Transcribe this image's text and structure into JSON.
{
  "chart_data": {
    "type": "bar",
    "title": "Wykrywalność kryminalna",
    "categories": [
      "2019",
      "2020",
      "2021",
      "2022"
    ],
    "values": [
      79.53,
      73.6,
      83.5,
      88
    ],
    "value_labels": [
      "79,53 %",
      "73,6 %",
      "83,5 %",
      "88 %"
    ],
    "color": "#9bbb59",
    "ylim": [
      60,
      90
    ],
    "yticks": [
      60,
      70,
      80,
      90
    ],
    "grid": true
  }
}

====

*Task to carry out*
Print the records above in full, exactly.

*Completed task*
Transcribe this image's text and structure into JSON.
{
  "chart_data": {
    "type": "bar",
    "title": "Wykrywalność kryminalna",
    "categories": [
      "2019",
      "2020",
      "2021",
      "2022"
    ],
    "values": [
      79.53,
      73.6,
      83.5,
      88
    ],
    "value_labels": [
      "79,53 %",
      "73,6 %",
      "83,5 %",
      "88 %"
    ],
    "color": "#9bbb59",
    "ylim": [
      60,
      90
    ],
    "yticks": [
      60,
      70,
      80,
      90
    ],
    "grid": true
  }
}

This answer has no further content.